### Petikan
Setelah Seni mencoba teknologi hasil fermentasi kotoran hewan, siapa sangka ketua kelompok  tani perempuan di Sumba ini bisa hemat waktu dan tenaga bahkan hasilkan uang lebih.

Biasanya, kalau pakai minyak tanah, Seni menghabiskan 40 liter sebulan harga Rp4.000 per liter. Setelah pakai biogas, keluarga Seni hemat Rp160.000, kini hanya habiskan 10 liter minyak tanah sebulan.

Seni lantas memanfaatkan bioslurry sebagai pengganti pupuk tanaman yang biasa habis lima sak sebulan, seharga Rp90.000 persak. “Sekarang tak beli pupuk lagi,” katanya.

Bioslurry tak hanya bikin tanah tambah subur tetapi membantu produksi sayuran jadi lebih baik. “Sawi lebih hijau, kalau dimasak berbeda rasanya. Sawi ditanam pakai pupuk kimia, kalau salah masak bisa pahit. Sengan bioslurry mau dimasak bagaimana juga tetap manis.”

Tak heran sejak pakai pola ini, Seni bisa memperbaiki ekonomi keluarga. Selain dapat mengerjakan banyak hal, karena tak perlu lagi memasak dengan kayu bakar atau minyak tanah, produksi sayuran, jagung dan hasil kebun lain meningkat.

“Dari sawi bisa dapat Rp1 juta, pepaya california bisa laku Rp200 sehari. Sebulan saya bisa dapat Rp5 juta sekarang,” katanya. Dia baru saja membeli dua petak tanah masing-masing Rp150 juta dan Rp30 juta serta satu motor.

### Tugas Anda
Kutip tanpa perubahan bagian petikan tentang biogas di Sumba yang diawali kata-kata "Tak heran sejak" dan diakhiri "kebun lain meningkat.". Gunakan petikan di atas sebagai satu-satunya sumber.

### Materi
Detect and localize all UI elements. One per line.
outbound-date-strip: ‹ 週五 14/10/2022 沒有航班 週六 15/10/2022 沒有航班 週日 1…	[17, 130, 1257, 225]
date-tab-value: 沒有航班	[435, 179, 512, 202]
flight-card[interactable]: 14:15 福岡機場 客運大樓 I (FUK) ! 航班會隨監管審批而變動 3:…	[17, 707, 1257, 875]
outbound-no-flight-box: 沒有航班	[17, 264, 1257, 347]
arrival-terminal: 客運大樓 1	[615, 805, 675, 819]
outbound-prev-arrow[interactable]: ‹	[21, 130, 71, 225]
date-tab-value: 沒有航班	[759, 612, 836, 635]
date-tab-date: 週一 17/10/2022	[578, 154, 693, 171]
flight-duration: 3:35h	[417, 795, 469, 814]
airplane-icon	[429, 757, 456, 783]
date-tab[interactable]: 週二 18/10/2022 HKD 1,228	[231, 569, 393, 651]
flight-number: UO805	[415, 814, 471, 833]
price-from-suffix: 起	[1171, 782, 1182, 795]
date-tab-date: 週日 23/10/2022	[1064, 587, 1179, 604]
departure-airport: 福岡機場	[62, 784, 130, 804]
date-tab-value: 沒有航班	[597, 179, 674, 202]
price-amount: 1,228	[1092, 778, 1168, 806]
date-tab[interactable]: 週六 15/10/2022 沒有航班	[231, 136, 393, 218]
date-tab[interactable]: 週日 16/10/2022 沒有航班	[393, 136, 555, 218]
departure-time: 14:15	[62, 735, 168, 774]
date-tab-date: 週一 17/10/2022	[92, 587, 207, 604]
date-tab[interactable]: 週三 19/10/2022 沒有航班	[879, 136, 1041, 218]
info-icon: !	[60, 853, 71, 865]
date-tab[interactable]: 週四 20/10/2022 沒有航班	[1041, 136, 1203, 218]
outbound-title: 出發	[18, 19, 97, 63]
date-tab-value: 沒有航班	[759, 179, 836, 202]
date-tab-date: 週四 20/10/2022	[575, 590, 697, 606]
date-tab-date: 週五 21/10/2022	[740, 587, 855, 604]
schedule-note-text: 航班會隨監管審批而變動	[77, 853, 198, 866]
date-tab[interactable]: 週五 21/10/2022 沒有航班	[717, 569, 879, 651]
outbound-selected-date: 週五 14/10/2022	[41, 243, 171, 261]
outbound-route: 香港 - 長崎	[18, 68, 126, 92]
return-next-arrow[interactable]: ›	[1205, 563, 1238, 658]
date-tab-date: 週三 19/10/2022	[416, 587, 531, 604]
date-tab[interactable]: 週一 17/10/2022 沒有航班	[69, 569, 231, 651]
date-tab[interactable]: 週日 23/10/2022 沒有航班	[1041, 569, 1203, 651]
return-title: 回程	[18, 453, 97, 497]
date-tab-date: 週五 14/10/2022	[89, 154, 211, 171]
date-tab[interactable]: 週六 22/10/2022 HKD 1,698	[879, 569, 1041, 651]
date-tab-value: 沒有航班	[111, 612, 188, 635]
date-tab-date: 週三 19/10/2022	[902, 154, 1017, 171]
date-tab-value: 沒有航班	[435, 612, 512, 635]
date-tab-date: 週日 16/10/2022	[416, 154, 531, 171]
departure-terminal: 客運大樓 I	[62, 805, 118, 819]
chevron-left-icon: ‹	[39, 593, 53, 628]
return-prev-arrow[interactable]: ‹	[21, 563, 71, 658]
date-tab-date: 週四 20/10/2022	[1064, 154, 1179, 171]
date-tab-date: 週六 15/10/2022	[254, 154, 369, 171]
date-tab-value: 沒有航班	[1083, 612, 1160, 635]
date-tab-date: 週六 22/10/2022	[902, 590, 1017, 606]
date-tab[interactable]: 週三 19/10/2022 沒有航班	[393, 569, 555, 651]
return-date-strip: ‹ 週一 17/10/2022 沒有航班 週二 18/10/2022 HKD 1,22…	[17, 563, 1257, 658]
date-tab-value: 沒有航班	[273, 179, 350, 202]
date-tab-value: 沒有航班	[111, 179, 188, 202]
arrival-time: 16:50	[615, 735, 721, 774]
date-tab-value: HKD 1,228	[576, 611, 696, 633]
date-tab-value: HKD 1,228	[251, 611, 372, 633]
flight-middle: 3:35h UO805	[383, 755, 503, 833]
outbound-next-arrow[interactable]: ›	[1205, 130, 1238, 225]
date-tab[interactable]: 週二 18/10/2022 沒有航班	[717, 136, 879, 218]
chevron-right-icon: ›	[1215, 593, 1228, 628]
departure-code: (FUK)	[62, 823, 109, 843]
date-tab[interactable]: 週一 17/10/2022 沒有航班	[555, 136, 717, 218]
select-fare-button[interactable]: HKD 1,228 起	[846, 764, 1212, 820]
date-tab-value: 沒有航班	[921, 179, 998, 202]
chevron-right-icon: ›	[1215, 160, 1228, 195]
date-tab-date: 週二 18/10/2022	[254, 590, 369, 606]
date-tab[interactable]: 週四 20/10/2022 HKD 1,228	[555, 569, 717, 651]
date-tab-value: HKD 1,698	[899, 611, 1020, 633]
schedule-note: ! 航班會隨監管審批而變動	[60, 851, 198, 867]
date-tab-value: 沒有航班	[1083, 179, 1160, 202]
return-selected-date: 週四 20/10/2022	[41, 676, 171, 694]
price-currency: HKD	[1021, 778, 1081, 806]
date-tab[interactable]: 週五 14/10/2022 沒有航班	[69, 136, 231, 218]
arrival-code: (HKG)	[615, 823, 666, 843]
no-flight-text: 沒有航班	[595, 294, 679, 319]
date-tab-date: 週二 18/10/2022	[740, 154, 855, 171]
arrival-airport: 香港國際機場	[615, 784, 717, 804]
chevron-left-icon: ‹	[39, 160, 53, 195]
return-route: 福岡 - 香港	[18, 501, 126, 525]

### Jawaban Tugas
Tak heran sejak pakai pola ini, Seni bisa memperbaiki ekonomi keluarga. Selain dapat mengerjakan banyak hal, karena tak perlu lagi memasak dengan kayu bakar atau minyak tanah, produksi sayuran, jagung dan hasil kebun lain meningkat.